══ RAW DATA

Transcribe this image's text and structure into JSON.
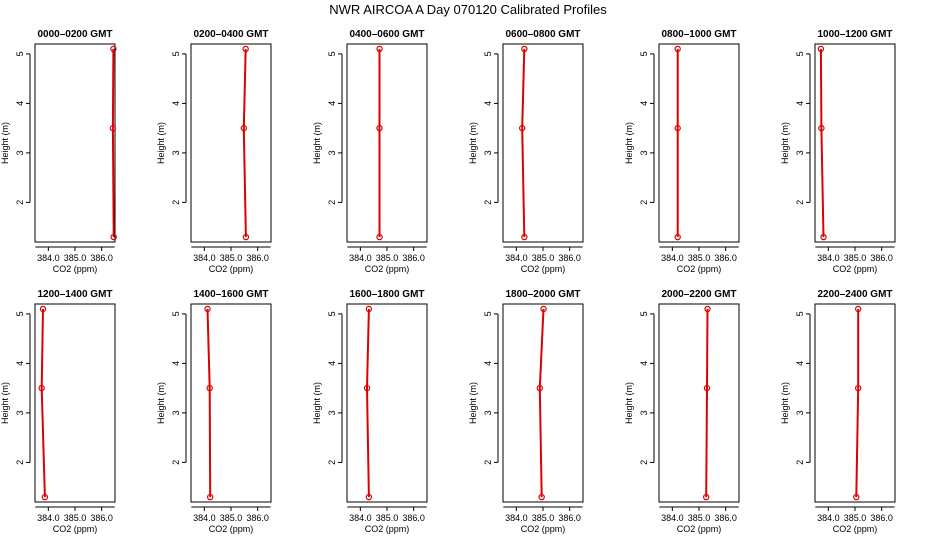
{
  "title": "NWR AIRCOA A  Day 070120  Calibrated Profiles",
  "colors": {
    "series": "#dd0000",
    "axis": "#000000"
  },
  "chart_data": [
    {
      "type": "line",
      "title": "0000–0200 GMT",
      "xlabel": "CO2 (ppm)",
      "ylabel": "Height (m)",
      "xlim": [
        383.5,
        386.5
      ],
      "ylim": [
        1.2,
        5.2
      ],
      "xticks": [
        "384.0",
        "385.0",
        "386.0"
      ],
      "yticks": [
        "2",
        "3",
        "4",
        "5"
      ],
      "grid": false,
      "series": [
        {
          "x": [
            386.44,
            386.42,
            386.45
          ],
          "y": [
            5.1,
            3.5,
            1.3
          ]
        }
      ]
    },
    {
      "type": "line",
      "title": "0200–0400 GMT",
      "xlabel": "CO2 (ppm)",
      "ylabel": "Height (m)",
      "xlim": [
        383.5,
        386.5
      ],
      "ylim": [
        1.2,
        5.2
      ],
      "xticks": [
        "384.0",
        "385.0",
        "386.0"
      ],
      "yticks": [
        "2",
        "3",
        "4",
        "5"
      ],
      "grid": false,
      "series": [
        {
          "x": [
            385.55,
            385.48,
            385.56
          ],
          "y": [
            5.1,
            3.5,
            1.3
          ]
        }
      ]
    },
    {
      "type": "line",
      "title": "0400–0600 GMT",
      "xlabel": "CO2 (ppm)",
      "ylabel": "Height (m)",
      "xlim": [
        383.5,
        386.5
      ],
      "ylim": [
        1.2,
        5.2
      ],
      "xticks": [
        "384.0",
        "385.0",
        "386.0"
      ],
      "yticks": [
        "2",
        "3",
        "4",
        "5"
      ],
      "grid": false,
      "series": [
        {
          "x": [
            384.72,
            384.72,
            384.72
          ],
          "y": [
            5.1,
            3.5,
            1.3
          ]
        }
      ]
    },
    {
      "type": "line",
      "title": "0600–0800 GMT",
      "xlabel": "CO2 (ppm)",
      "ylabel": "Height (m)",
      "xlim": [
        383.5,
        386.5
      ],
      "ylim": [
        1.2,
        5.2
      ],
      "xticks": [
        "384.0",
        "385.0",
        "386.0"
      ],
      "yticks": [
        "2",
        "3",
        "4",
        "5"
      ],
      "grid": false,
      "series": [
        {
          "x": [
            384.3,
            384.22,
            384.3
          ],
          "y": [
            5.1,
            3.5,
            1.3
          ]
        }
      ]
    },
    {
      "type": "line",
      "title": "0800–1000 GMT",
      "xlabel": "CO2 (ppm)",
      "ylabel": "Height (m)",
      "xlim": [
        383.5,
        386.5
      ],
      "ylim": [
        1.2,
        5.2
      ],
      "xticks": [
        "384.0",
        "385.0",
        "386.0"
      ],
      "yticks": [
        "2",
        "3",
        "4",
        "5"
      ],
      "grid": false,
      "series": [
        {
          "x": [
            384.2,
            384.2,
            384.2
          ],
          "y": [
            5.1,
            3.5,
            1.3
          ]
        }
      ]
    },
    {
      "type": "line",
      "title": "1000–1200 GMT",
      "xlabel": "CO2 (ppm)",
      "ylabel": "Height (m)",
      "xlim": [
        383.5,
        386.5
      ],
      "ylim": [
        1.2,
        5.2
      ],
      "xticks": [
        "384.0",
        "385.0",
        "386.0"
      ],
      "yticks": [
        "2",
        "3",
        "4",
        "5"
      ],
      "grid": false,
      "series": [
        {
          "x": [
            383.72,
            383.74,
            383.82
          ],
          "y": [
            5.1,
            3.5,
            1.3
          ]
        }
      ]
    },
    {
      "type": "line",
      "title": "1200–1400 GMT",
      "xlabel": "CO2 (ppm)",
      "ylabel": "Height (m)",
      "xlim": [
        383.5,
        386.5
      ],
      "ylim": [
        1.2,
        5.2
      ],
      "xticks": [
        "384.0",
        "385.0",
        "386.0"
      ],
      "yticks": [
        "2",
        "3",
        "4",
        "5"
      ],
      "grid": false,
      "series": [
        {
          "x": [
            383.8,
            383.75,
            383.87
          ],
          "y": [
            5.1,
            3.5,
            1.3
          ]
        }
      ]
    },
    {
      "type": "line",
      "title": "1400–1600 GMT",
      "xlabel": "CO2 (ppm)",
      "ylabel": "Height (m)",
      "xlim": [
        383.5,
        386.5
      ],
      "ylim": [
        1.2,
        5.2
      ],
      "xticks": [
        "384.0",
        "385.0",
        "386.0"
      ],
      "yticks": [
        "2",
        "3",
        "4",
        "5"
      ],
      "grid": false,
      "series": [
        {
          "x": [
            384.12,
            384.2,
            384.22
          ],
          "y": [
            5.1,
            3.5,
            1.3
          ]
        }
      ]
    },
    {
      "type": "line",
      "title": "1600–1800 GMT",
      "xlabel": "CO2 (ppm)",
      "ylabel": "Height (m)",
      "xlim": [
        383.5,
        386.5
      ],
      "ylim": [
        1.2,
        5.2
      ],
      "xticks": [
        "384.0",
        "385.0",
        "386.0"
      ],
      "yticks": [
        "2",
        "3",
        "4",
        "5"
      ],
      "grid": false,
      "series": [
        {
          "x": [
            384.32,
            384.25,
            384.32
          ],
          "y": [
            5.1,
            3.5,
            1.3
          ]
        }
      ]
    },
    {
      "type": "line",
      "title": "1800–2000 GMT",
      "xlabel": "CO2 (ppm)",
      "ylabel": "Height (m)",
      "xlim": [
        383.5,
        386.5
      ],
      "ylim": [
        1.2,
        5.2
      ],
      "xticks": [
        "384.0",
        "385.0",
        "386.0"
      ],
      "yticks": [
        "2",
        "3",
        "4",
        "5"
      ],
      "grid": false,
      "series": [
        {
          "x": [
            385.02,
            384.88,
            384.95
          ],
          "y": [
            5.1,
            3.5,
            1.3
          ]
        }
      ]
    },
    {
      "type": "line",
      "title": "2000–2200 GMT",
      "xlabel": "CO2 (ppm)",
      "ylabel": "Height (m)",
      "xlim": [
        383.5,
        386.5
      ],
      "ylim": [
        1.2,
        5.2
      ],
      "xticks": [
        "384.0",
        "385.0",
        "386.0"
      ],
      "yticks": [
        "2",
        "3",
        "4",
        "5"
      ],
      "grid": false,
      "series": [
        {
          "x": [
            385.32,
            385.3,
            385.27
          ],
          "y": [
            5.1,
            3.5,
            1.3
          ]
        }
      ]
    },
    {
      "type": "line",
      "title": "2200–2400 GMT",
      "xlabel": "CO2 (ppm)",
      "ylabel": "Height (m)",
      "xlim": [
        383.5,
        386.5
      ],
      "ylim": [
        1.2,
        5.2
      ],
      "xticks": [
        "384.0",
        "385.0",
        "386.0"
      ],
      "yticks": [
        "2",
        "3",
        "4",
        "5"
      ],
      "grid": false,
      "series": [
        {
          "x": [
            385.12,
            385.12,
            385.05
          ],
          "y": [
            5.1,
            3.5,
            1.3
          ]
        }
      ]
    }
  ]
}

════

GIVEN TASK →
Go through the listing above and write it out again exactly, dropping the pictures.

REPLY TO THE EXERCISE →
Transcribe this image's text and structure into JSON.
{
  "title": "NWR AIRCOA A  Day 070120  Calibrated Profiles",
  "colors": {
    "series": "#dd0000",
    "axis": "#000000"
  },
  "chart_data": [
    {
      "type": "line",
      "title": "0000–0200 GMT",
      "xlabel": "CO2 (ppm)",
      "ylabel": "Height (m)",
      "xlim": [
        383.5,
        386.5
      ],
      "ylim": [
        1.2,
        5.2
      ],
      "xticks": [
        "384.0",
        "385.0",
        "386.0"
      ],
      "yticks": [
        "2",
        "3",
        "4",
        "5"
      ],
      "grid": false,
      "series": [
        {
          "x": [
            386.44,
            386.42,
            386.45
          ],
          "y": [
            5.1,
            3.5,
            1.3
          ]
        }
      ]
    },
    {
      "type": "line",
      "title": "0200–0400 GMT",
      "xlabel": "CO2 (ppm)",
      "ylabel": "Height (m)",
      "xlim": [
        383.5,
        386.5
      ],
      "ylim": [
        1.2,
        5.2
      ],
      "xticks": [
        "384.0",
        "385.0",
        "386.0"
      ],
      "yticks": [
        "2",
        "3",
        "4",
        "5"
      ],
      "grid": false,
      "series": [
        {
          "x": [
            385.55,
            385.48,
            385.56
          ],
          "y": [
            5.1,
            3.5,
            1.3
          ]
        }
      ]
    },
    {
      "type": "line",
      "title": "0400–0600 GMT",
      "xlabel": "CO2 (ppm)",
      "ylabel": "Height (m)",
      "xlim": [
        383.5,
        386.5
      ],
      "ylim": [
        1.2,
        5.2
      ],
      "xticks": [
        "384.0",
        "385.0",
        "386.0"
      ],
      "yticks": [
        "2",
        "3",
        "4",
        "5"
      ],
      "grid": false,
      "series": [
        {
          "x": [
            384.72,
            384.72,
            384.72
          ],
          "y": [
            5.1,
            3.5,
            1.3
          ]
        }
      ]
    },
    {
      "type": "line",
      "title": "0600–0800 GMT",
      "xlabel": "CO2 (ppm)",
      "ylabel": "Height (m)",
      "xlim": [
        383.5,
        386.5
      ],
      "ylim": [
        1.2,
        5.2
      ],
      "xticks": [
        "384.0",
        "385.0",
        "386.0"
      ],
      "yticks": [
        "2",
        "3",
        "4",
        "5"
      ],
      "grid": false,
      "series": [
        {
          "x": [
            384.3,
            384.22,
            384.3
          ],
          "y": [
            5.1,
            3.5,
            1.3
          ]
        }
      ]
    },
    {
      "type": "line",
      "title": "0800–1000 GMT",
      "xlabel": "CO2 (ppm)",
      "ylabel": "Height (m)",
      "xlim": [
        383.5,
        386.5
      ],
      "ylim": [
        1.2,
        5.2
      ],
      "xticks": [
        "384.0",
        "385.0",
        "386.0"
      ],
      "yticks": [
        "2",
        "3",
        "4",
        "5"
      ],
      "grid": false,
      "series": [
        {
          "x": [
            384.2,
            384.2,
            384.2
          ],
          "y": [
            5.1,
            3.5,
            1.3
          ]
        }
      ]
    },
    {
      "type": "line",
      "title": "1000–1200 GMT",
      "xlabel": "CO2 (ppm)",
      "ylabel": "Height (m)",
      "xlim": [
        383.5,
        386.5
      ],
      "ylim": [
        1.2,
        5.2
      ],
      "xticks": [
        "384.0",
        "385.0",
        "386.0"
      ],
      "yticks": [
        "2",
        "3",
        "4",
        "5"
      ],
      "grid": false,
      "series": [
        {
          "x": [
            383.72,
            383.74,
            383.82
          ],
          "y": [
            5.1,
            3.5,
            1.3
          ]
        }
      ]
    },
    {
      "type": "line",
      "title": "1200–1400 GMT",
      "xlabel": "CO2 (ppm)",
      "ylabel": "Height (m)",
      "xlim": [
        383.5,
        386.5
      ],
      "ylim": [
        1.2,
        5.2
      ],
      "xticks": [
        "384.0",
        "385.0",
        "386.0"
      ],
      "yticks": [
        "2",
        "3",
        "4",
        "5"
      ],
      "grid": false,
      "series": [
        {
          "x": [
            383.8,
            383.75,
            383.87
          ],
          "y": [
            5.1,
            3.5,
            1.3
          ]
        }
      ]
    },
    {
      "type": "line",
      "title": "1400–1600 GMT",
      "xlabel": "CO2 (ppm)",
      "ylabel": "Height (m)",
      "xlim": [
        383.5,
        386.5
      ],
      "ylim": [
        1.2,
        5.2
      ],
      "xticks": [
        "384.0",
        "385.0",
        "386.0"
      ],
      "yticks": [
        "2",
        "3",
        "4",
        "5"
      ],
      "grid": false,
      "series": [
        {
          "x": [
            384.12,
            384.2,
            384.22
          ],
          "y": [
            5.1,
            3.5,
            1.3
          ]
        }
      ]
    },
    {
      "type": "line",
      "title": "1600–1800 GMT",
      "xlabel": "CO2 (ppm)",
      "ylabel": "Height (m)",
      "xlim": [
        383.5,
        386.5
      ],
      "ylim": [
        1.2,
        5.2
      ],
      "xticks": [
        "384.0",
        "385.0",
        "386.0"
      ],
      "yticks": [
        "2",
        "3",
        "4",
        "5"
      ],
      "grid": false,
      "series": [
        {
          "x": [
            384.32,
            384.25,
            384.32
          ],
          "y": [
            5.1,
            3.5,
            1.3
          ]
        }
      ]
    },
    {
      "type": "line",
      "title": "1800–2000 GMT",
      "xlabel": "CO2 (ppm)",
      "ylabel": "Height (m)",
      "xlim": [
        383.5,
        386.5
      ],
      "ylim": [
        1.2,
        5.2
      ],
      "xticks": [
        "384.0",
        "385.0",
        "386.0"
      ],
      "yticks": [
        "2",
        "3",
        "4",
        "5"
      ],
      "grid": false,
      "series": [
        {
          "x": [
            385.02,
            384.88,
            384.95
          ],
          "y": [
            5.1,
            3.5,
            1.3
          ]
        }
      ]
    },
    {
      "type": "line",
      "title": "2000–2200 GMT",
      "xlabel": "CO2 (ppm)",
      "ylabel": "Height (m)",
      "xlim": [
        383.5,
        386.5
      ],
      "ylim": [
        1.2,
        5.2
      ],
      "xticks": [
        "384.0",
        "385.0",
        "386.0"
      ],
      "yticks": [
        "2",
        "3",
        "4",
        "5"
      ],
      "grid": false,
      "series": [
        {
          "x": [
            385.32,
            385.3,
            385.27
          ],
          "y": [
            5.1,
            3.5,
            1.3
          ]
        }
      ]
    },
    {
      "type": "line",
      "title": "2200–2400 GMT",
      "xlabel": "CO2 (ppm)",
      "ylabel": "Height (m)",
      "xlim": [
        383.5,
        386.5
      ],
      "ylim": [
        1.2,
        5.2
      ],
      "xticks": [
        "384.0",
        "385.0",
        "386.0"
      ],
      "yticks": [
        "2",
        "3",
        "4",
        "5"
      ],
      "grid": false,
      "series": [
        {
          "x": [
            385.12,
            385.12,
            385.05
          ],
          "y": [
            5.1,
            3.5,
            1.3
          ]
        }
      ]
    }
  ]
}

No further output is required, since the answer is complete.